— Begin —

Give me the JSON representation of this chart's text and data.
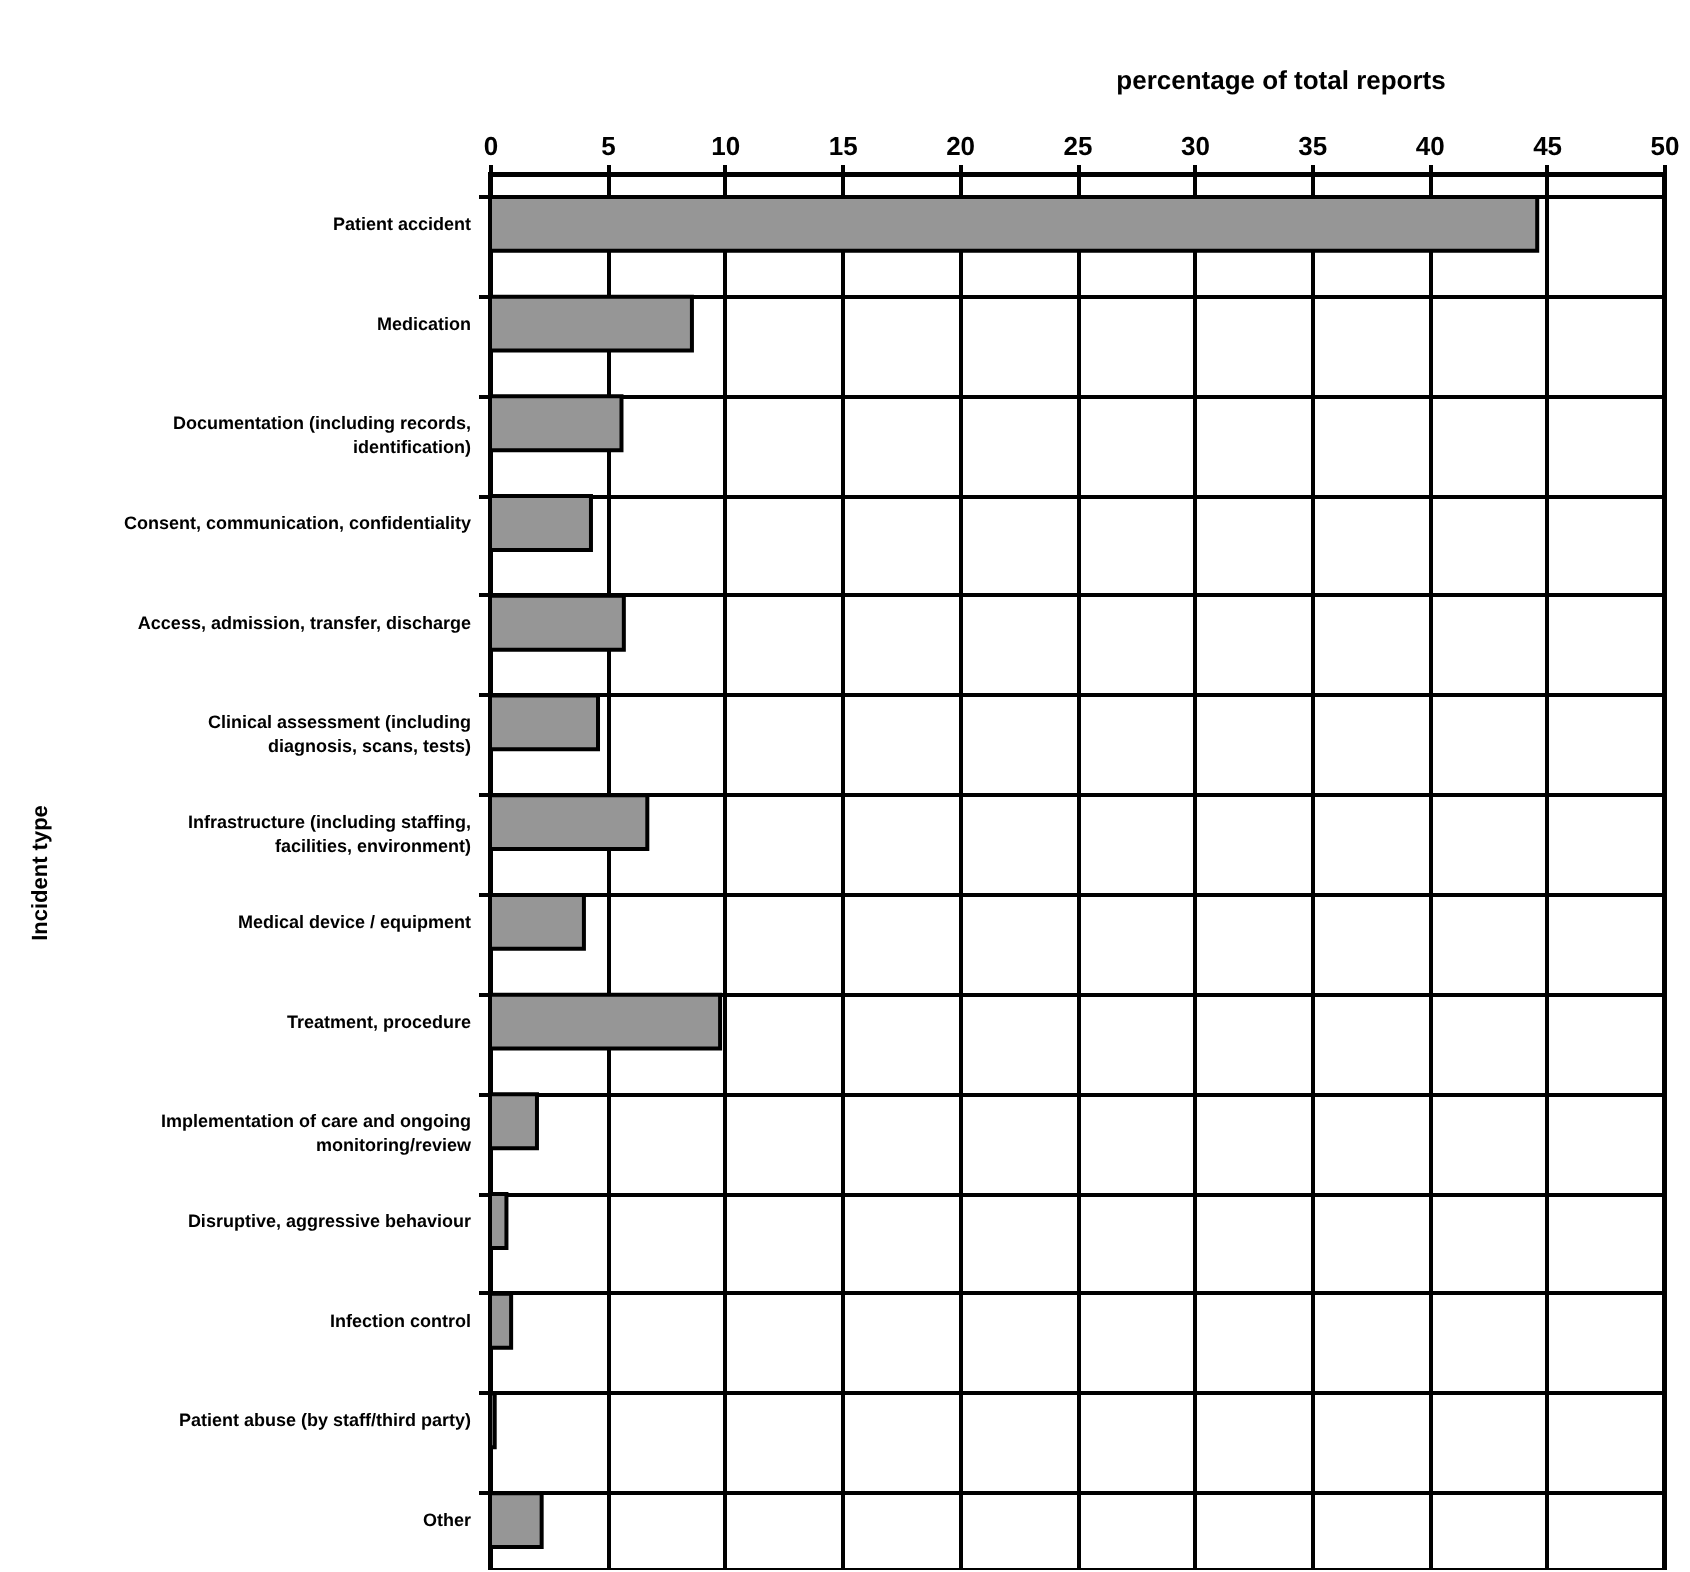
{
  "chart_data": {
    "type": "bar",
    "orientation": "horizontal",
    "xlabel": "percentage of total reports",
    "ylabel": "Incident type",
    "categories": [
      "Patient accident",
      "Medication",
      "Documentation (including records, identification)",
      "Consent, communication, confidentiality",
      "Access, admission, transfer, discharge",
      "Clinical assessment (including diagnosis, scans, tests)",
      "Infrastructure (including staffing, facilities, environment)",
      "Medical device / equipment",
      "Treatment, procedure",
      "Implementation of care and ongoing monitoring/review",
      "Disruptive, aggressive behaviour",
      "Infection control",
      "Patient abuse (by staff/third party)",
      "Other"
    ],
    "values": [
      44.6,
      8.6,
      5.6,
      4.3,
      5.7,
      4.6,
      6.7,
      4.0,
      9.8,
      2.0,
      0.7,
      0.9,
      0.2,
      2.2
    ],
    "color": "#969696",
    "xlim": [
      0,
      50
    ],
    "xticks": [
      0,
      5,
      10,
      15,
      20,
      25,
      30,
      35,
      40,
      45,
      50
    ],
    "grid": true
  }
}
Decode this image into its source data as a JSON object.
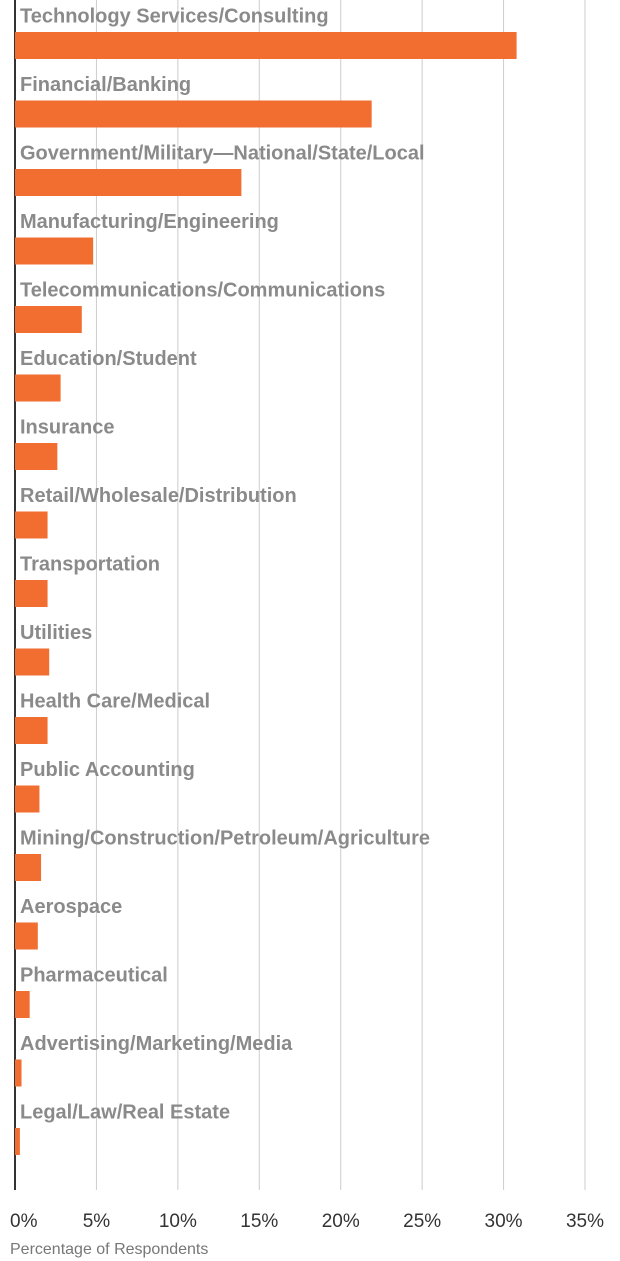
{
  "chart_data": {
    "type": "bar",
    "orientation": "horizontal",
    "x_label": "Percentage of Respondents",
    "categories": [
      "Technology Services/Consulting",
      "Financial/Banking",
      "Government/Military—National/State/Local",
      "Manufacturing/Engineering",
      "Telecommunications/Communications",
      "Education/Student",
      "Insurance",
      "Retail/Wholesale/Distribution",
      "Transportation",
      "Utilities",
      "Health Care/Medical",
      "Public Accounting",
      "Mining/Construction/Petroleum/Agriculture",
      "Aerospace",
      "Pharmaceutical",
      "Advertising/Marketing/Media",
      "Legal/Law/Real Estate"
    ],
    "values": [
      30.8,
      21.9,
      13.9,
      4.8,
      4.1,
      2.8,
      2.6,
      2.0,
      2.0,
      2.1,
      2.0,
      1.5,
      1.6,
      1.4,
      0.9,
      0.4,
      0.3
    ],
    "color": "#f26d30",
    "xlim": [
      0,
      35
    ],
    "xticks": [
      {
        "value": 0,
        "label": "0%"
      },
      {
        "value": 5,
        "label": "5%"
      },
      {
        "value": 10,
        "label": "10%"
      },
      {
        "value": 15,
        "label": "15%"
      },
      {
        "value": 20,
        "label": "20%"
      },
      {
        "value": 25,
        "label": "25%"
      },
      {
        "value": 30,
        "label": "30%"
      },
      {
        "value": 35,
        "label": "35%"
      }
    ],
    "grid": true
  }
}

— End —

» REQUIREMENT: Select every line of the material above holding the word "including" and copy it.

» CORRECT OUTPUT:
      "Documentation (including records, identification)",
      "Clinical assessment (including diagnosis, scans, tests)",
      "Infrastructure (including staffing, facilities, environment)",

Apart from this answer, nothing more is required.